# What you will do
Make an exact copy of the data below, leaving out every picture.

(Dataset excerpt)
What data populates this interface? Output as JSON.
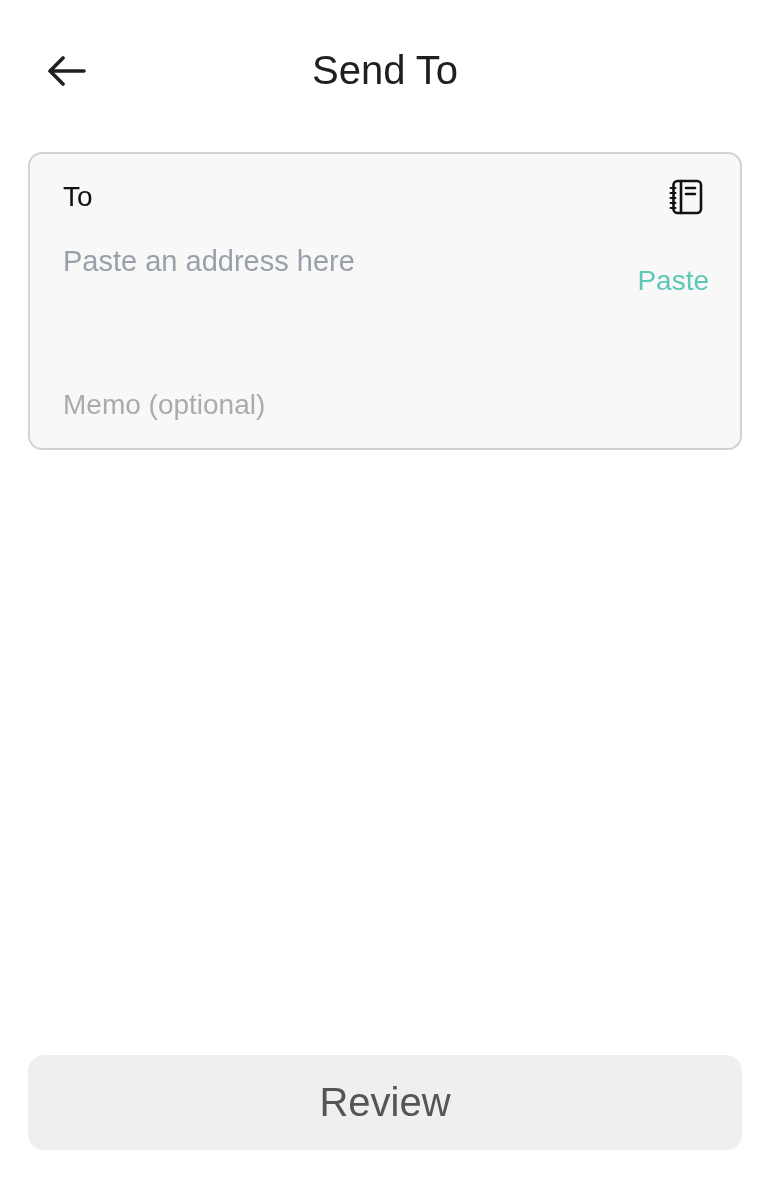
{
  "header": {
    "title": "Send To"
  },
  "recipient": {
    "label": "To",
    "address": {
      "placeholder": "Paste an address here"
    },
    "paste_button": "Paste",
    "memo": {
      "placeholder": "Memo (optional)"
    }
  },
  "review_button": {
    "label": "Review",
    "disabled": true
  }
}
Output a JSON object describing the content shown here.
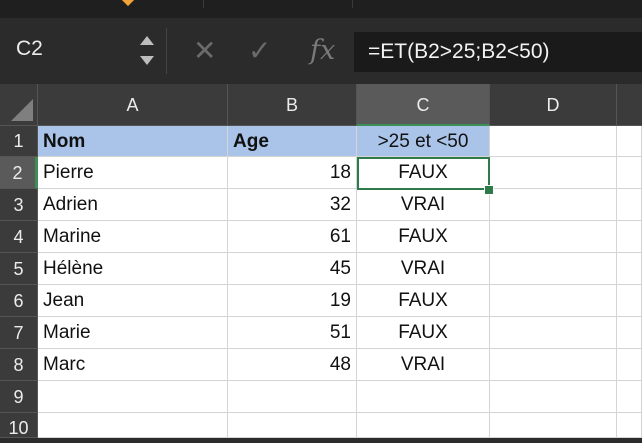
{
  "name_box": {
    "ref": "C2"
  },
  "formula_bar": {
    "formula": "=ET(B2>25;B2<50)",
    "fx_label": "fx"
  },
  "columns": [
    "A",
    "B",
    "C",
    "D"
  ],
  "rows": [
    "1",
    "2",
    "3",
    "4",
    "5",
    "6",
    "7",
    "8",
    "9",
    "10"
  ],
  "header_row": {
    "a": "Nom",
    "b": "Age",
    "c": ">25 et <50"
  },
  "data_rows": [
    {
      "a": "Pierre",
      "b": "18",
      "c": "FAUX"
    },
    {
      "a": "Adrien",
      "b": "32",
      "c": "VRAI"
    },
    {
      "a": "Marine",
      "b": "61",
      "c": "FAUX"
    },
    {
      "a": "Hélène",
      "b": "45",
      "c": "VRAI"
    },
    {
      "a": "Jean",
      "b": "19",
      "c": "FAUX"
    },
    {
      "a": "Marie",
      "b": "51",
      "c": "FAUX"
    },
    {
      "a": "Marc",
      "b": "48",
      "c": "VRAI"
    }
  ],
  "colors": {
    "header_fill": "#a9c4e8",
    "selection": "#2e7a4b"
  }
}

# Worked answer
What data populates this interface? Output as JSON.
{
  "header": {
    "title": "Send To"
  },
  "recipient": {
    "label": "To",
    "address": {
      "placeholder": "Paste an address here"
    },
    "paste_button": "Paste",
    "memo": {
      "placeholder": "Memo (optional)"
    }
  },
  "review_button": {
    "label": "Review",
    "disabled": true
  }
}
Output a JSON object describing the content shown here.
{
  "name_box": {
    "ref": "C2"
  },
  "formula_bar": {
    "formula": "=ET(B2>25;B2<50)",
    "fx_label": "fx"
  },
  "columns": [
    "A",
    "B",
    "C",
    "D"
  ],
  "rows": [
    "1",
    "2",
    "3",
    "4",
    "5",
    "6",
    "7",
    "8",
    "9",
    "10"
  ],
  "header_row": {
    "a": "Nom",
    "b": "Age",
    "c": ">25 et <50"
  },
  "data_rows": [
    {
      "a": "Pierre",
      "b": "18",
      "c": "FAUX"
    },
    {
      "a": "Adrien",
      "b": "32",
      "c": "VRAI"
    },
    {
      "a": "Marine",
      "b": "61",
      "c": "FAUX"
    },
    {
      "a": "Hélène",
      "b": "45",
      "c": "VRAI"
    },
    {
      "a": "Jean",
      "b": "19",
      "c": "FAUX"
    },
    {
      "a": "Marie",
      "b": "51",
      "c": "FAUX"
    },
    {
      "a": "Marc",
      "b": "48",
      "c": "VRAI"
    }
  ],
  "colors": {
    "header_fill": "#a9c4e8",
    "selection": "#2e7a4b"
  }
}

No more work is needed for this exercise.